**GIVEN REQUEST**
Scan the records and identify every line in which the string "Macloren" occurs, then return those lines.

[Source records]
-=-=-

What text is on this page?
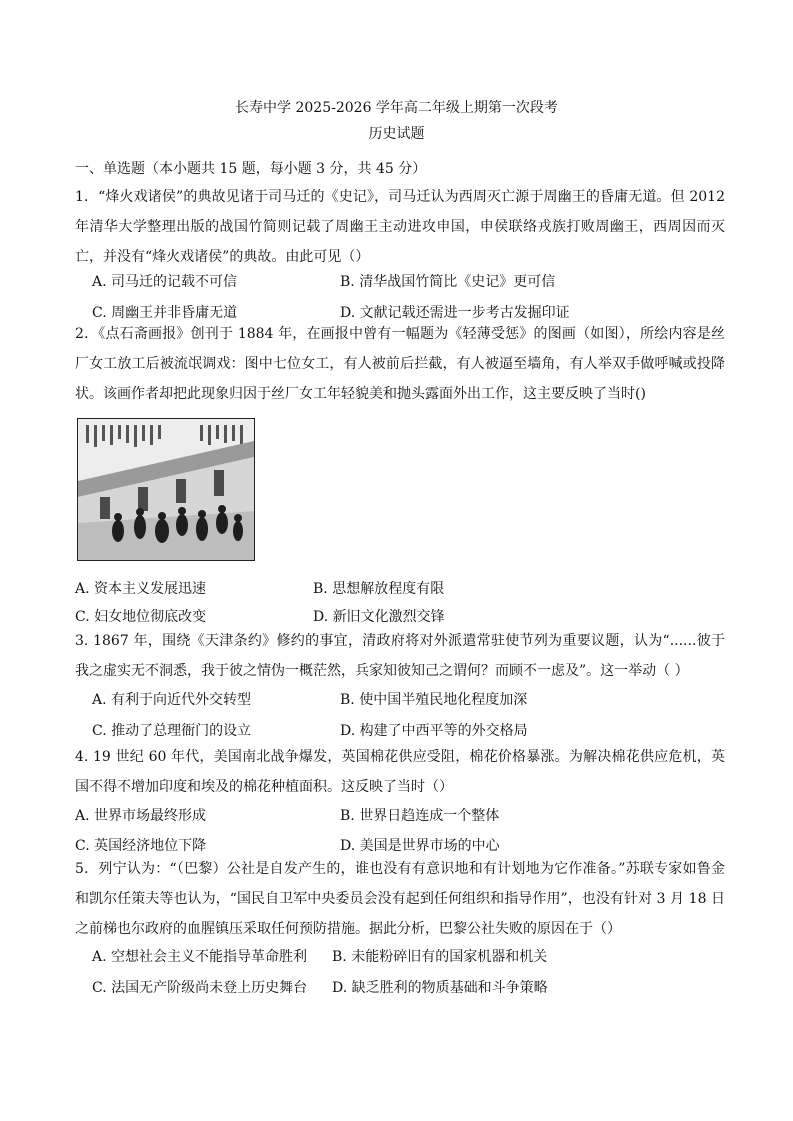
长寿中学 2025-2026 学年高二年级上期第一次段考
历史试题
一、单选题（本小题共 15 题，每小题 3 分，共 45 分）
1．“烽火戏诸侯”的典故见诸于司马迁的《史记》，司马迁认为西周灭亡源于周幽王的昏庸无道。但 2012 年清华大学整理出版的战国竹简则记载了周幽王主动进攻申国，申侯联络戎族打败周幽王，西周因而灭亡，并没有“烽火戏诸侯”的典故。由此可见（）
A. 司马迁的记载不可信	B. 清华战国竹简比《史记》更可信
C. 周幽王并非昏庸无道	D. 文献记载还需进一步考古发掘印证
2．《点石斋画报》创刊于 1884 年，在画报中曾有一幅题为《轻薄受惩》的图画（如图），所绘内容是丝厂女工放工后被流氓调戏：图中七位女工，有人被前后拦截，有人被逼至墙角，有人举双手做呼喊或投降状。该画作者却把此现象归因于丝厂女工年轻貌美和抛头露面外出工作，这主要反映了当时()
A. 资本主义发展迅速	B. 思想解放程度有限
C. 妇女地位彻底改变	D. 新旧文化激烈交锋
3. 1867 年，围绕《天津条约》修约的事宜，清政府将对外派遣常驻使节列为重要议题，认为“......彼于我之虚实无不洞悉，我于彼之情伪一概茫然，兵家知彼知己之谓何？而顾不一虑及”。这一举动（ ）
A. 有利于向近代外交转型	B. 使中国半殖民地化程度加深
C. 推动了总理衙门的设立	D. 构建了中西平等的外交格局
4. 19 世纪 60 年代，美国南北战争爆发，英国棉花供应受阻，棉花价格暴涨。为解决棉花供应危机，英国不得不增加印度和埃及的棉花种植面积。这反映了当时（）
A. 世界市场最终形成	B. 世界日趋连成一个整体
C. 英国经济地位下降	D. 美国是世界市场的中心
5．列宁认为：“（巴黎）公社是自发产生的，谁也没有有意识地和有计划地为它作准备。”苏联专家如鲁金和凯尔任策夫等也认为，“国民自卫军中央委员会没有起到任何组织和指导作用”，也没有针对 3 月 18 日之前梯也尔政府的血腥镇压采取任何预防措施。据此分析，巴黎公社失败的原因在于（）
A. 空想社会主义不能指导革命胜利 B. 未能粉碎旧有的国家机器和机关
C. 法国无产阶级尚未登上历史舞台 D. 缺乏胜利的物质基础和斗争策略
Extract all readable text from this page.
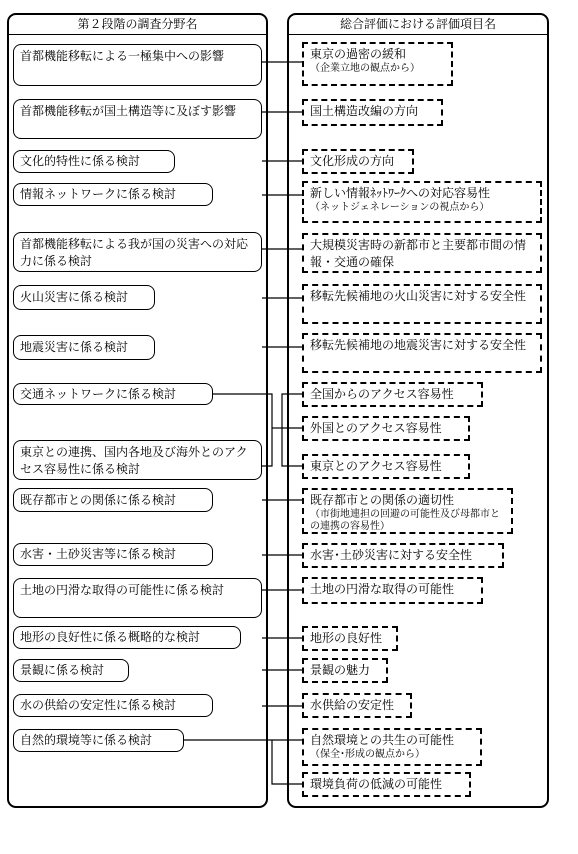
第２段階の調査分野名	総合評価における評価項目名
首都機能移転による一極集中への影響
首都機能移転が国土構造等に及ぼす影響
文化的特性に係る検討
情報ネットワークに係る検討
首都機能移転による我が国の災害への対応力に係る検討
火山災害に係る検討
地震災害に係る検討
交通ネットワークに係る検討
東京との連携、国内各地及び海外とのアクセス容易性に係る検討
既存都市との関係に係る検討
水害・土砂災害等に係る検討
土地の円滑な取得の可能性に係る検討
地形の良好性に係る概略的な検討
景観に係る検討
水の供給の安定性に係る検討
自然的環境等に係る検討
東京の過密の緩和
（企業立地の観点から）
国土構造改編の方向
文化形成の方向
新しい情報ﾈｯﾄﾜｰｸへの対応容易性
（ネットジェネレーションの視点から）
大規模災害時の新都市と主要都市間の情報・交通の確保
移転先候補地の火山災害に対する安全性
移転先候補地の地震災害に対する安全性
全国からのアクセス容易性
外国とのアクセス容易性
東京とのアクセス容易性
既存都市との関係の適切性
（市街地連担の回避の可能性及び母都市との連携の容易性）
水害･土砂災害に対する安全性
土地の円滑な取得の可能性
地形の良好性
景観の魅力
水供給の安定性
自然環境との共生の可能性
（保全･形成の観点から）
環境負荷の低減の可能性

-=-=-

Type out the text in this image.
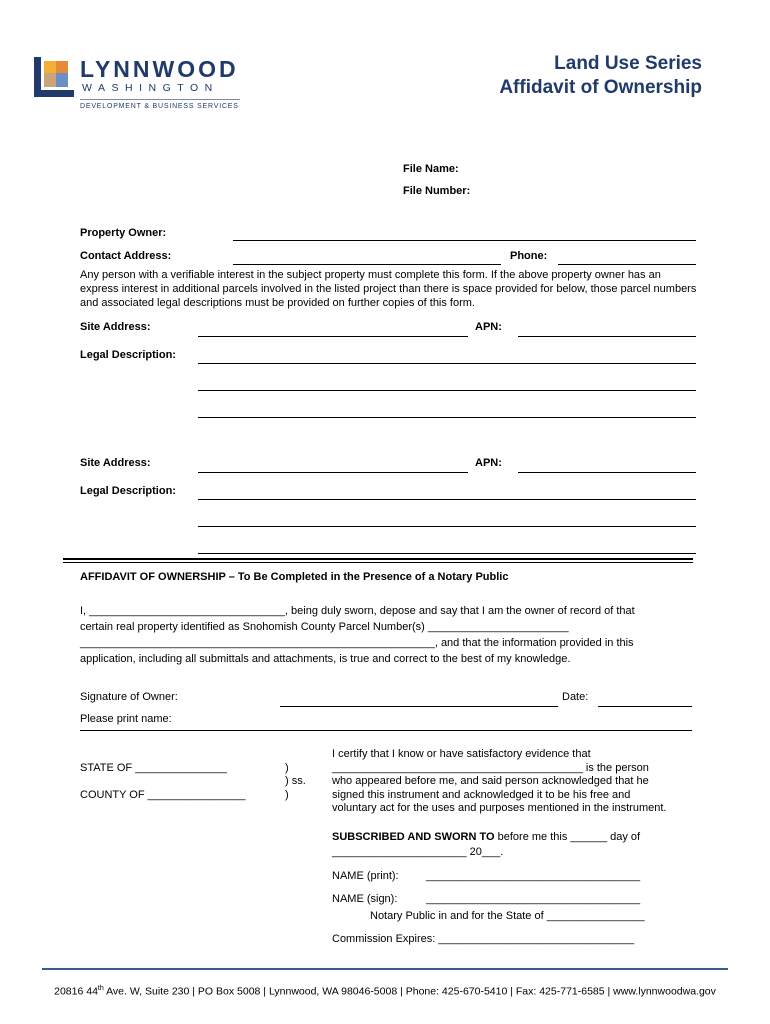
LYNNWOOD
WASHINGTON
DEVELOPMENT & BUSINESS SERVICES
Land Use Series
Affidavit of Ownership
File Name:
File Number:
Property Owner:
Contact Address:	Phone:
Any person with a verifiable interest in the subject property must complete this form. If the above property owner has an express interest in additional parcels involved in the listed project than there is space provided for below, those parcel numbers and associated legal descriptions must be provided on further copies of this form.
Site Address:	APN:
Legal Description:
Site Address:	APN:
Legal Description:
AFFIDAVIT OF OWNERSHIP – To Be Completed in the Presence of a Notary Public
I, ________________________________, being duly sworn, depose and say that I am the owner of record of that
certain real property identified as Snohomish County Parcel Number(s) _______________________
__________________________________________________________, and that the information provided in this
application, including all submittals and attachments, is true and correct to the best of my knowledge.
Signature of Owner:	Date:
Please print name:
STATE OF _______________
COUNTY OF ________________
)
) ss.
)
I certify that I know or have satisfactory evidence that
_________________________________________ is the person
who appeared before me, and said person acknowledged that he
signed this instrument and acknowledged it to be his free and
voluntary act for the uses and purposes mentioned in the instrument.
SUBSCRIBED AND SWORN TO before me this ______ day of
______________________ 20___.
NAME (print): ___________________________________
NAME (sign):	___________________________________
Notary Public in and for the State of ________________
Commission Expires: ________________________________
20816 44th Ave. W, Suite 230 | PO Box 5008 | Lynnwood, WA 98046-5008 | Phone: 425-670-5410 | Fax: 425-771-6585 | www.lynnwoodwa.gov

-=-=-

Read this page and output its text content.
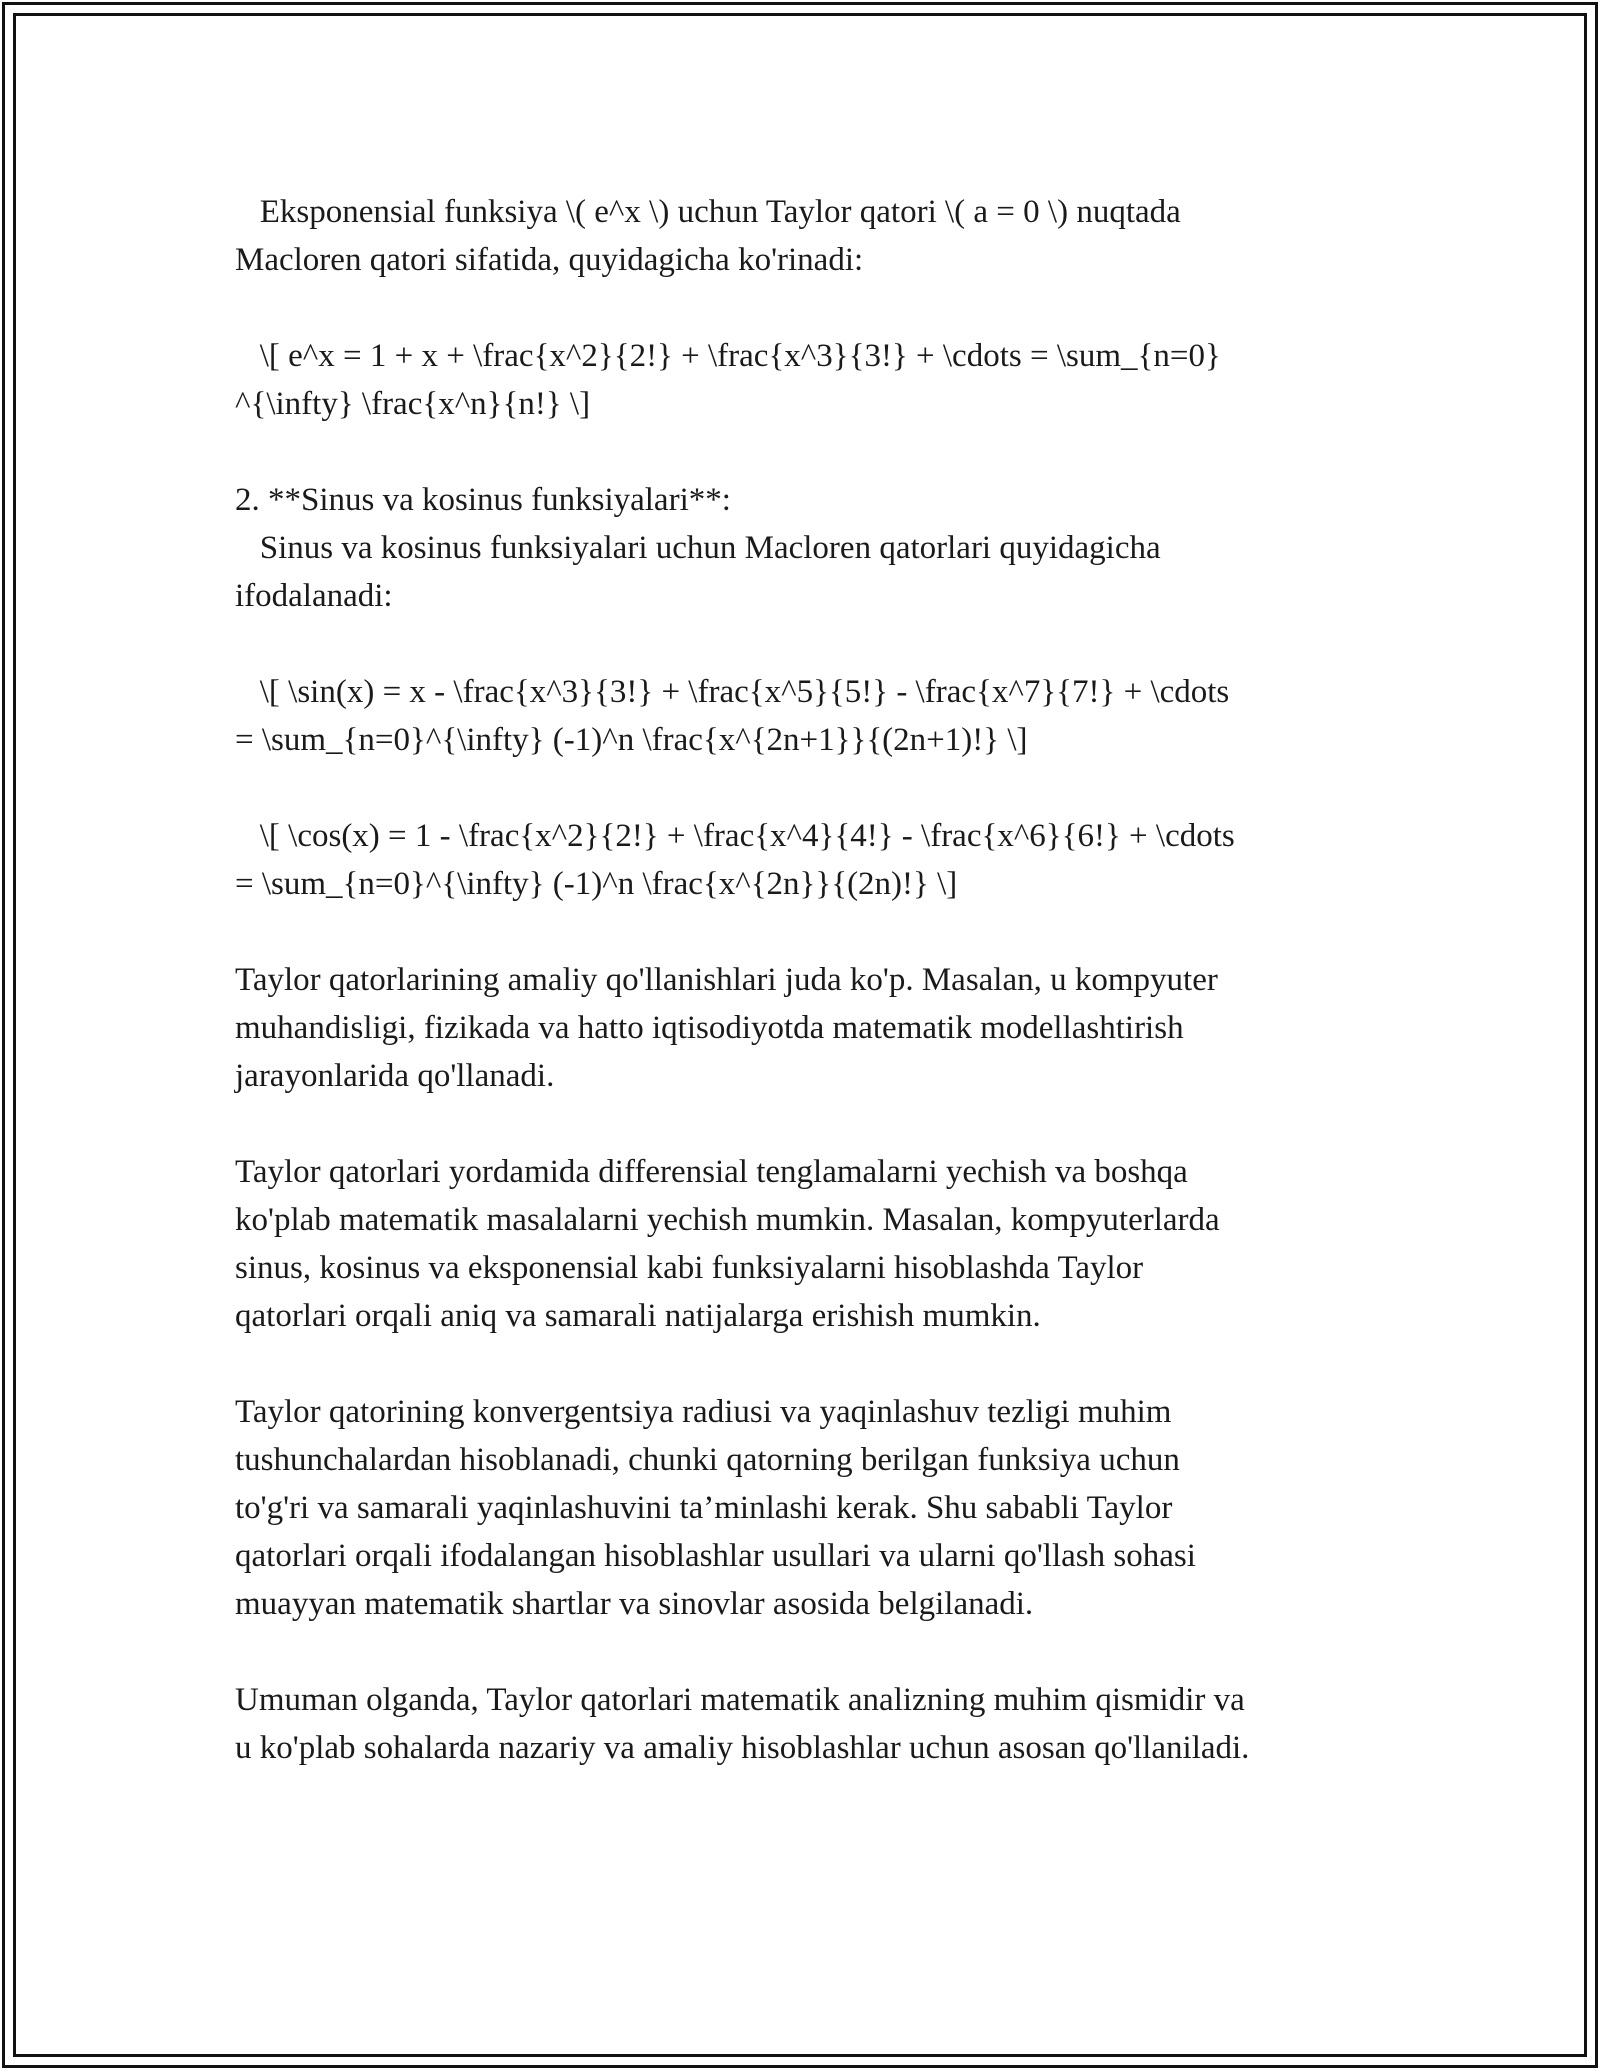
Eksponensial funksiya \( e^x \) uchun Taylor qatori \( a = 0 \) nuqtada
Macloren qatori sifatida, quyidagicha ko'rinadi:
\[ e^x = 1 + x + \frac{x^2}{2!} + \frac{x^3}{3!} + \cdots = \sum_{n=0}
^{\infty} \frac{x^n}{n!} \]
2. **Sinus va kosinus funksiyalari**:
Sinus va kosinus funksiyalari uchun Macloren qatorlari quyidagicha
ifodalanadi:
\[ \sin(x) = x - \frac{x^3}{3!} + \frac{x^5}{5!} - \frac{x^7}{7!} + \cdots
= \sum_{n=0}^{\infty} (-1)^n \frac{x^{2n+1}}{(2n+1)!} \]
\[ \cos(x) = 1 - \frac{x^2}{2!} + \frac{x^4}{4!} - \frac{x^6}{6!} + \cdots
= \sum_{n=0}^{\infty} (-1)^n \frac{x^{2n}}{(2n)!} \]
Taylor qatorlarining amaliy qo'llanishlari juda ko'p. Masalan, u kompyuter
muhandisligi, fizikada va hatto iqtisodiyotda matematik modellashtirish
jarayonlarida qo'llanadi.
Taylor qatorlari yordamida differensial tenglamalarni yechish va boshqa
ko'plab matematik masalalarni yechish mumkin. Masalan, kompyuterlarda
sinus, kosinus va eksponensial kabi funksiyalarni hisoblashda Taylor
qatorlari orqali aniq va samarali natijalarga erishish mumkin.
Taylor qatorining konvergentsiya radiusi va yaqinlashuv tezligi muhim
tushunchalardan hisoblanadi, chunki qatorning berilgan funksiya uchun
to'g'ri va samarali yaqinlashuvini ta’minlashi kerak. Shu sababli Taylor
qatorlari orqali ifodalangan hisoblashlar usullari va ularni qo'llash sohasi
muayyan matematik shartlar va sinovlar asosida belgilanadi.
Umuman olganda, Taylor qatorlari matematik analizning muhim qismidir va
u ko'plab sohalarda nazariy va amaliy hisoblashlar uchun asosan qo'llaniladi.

-=-=-

**COMPLETE OUTPUT**
Macloren qatori sifatida, quyidagicha ko'rinadi:
Sinus va kosinus funksiyalari uchun Macloren qatorlari quyidagicha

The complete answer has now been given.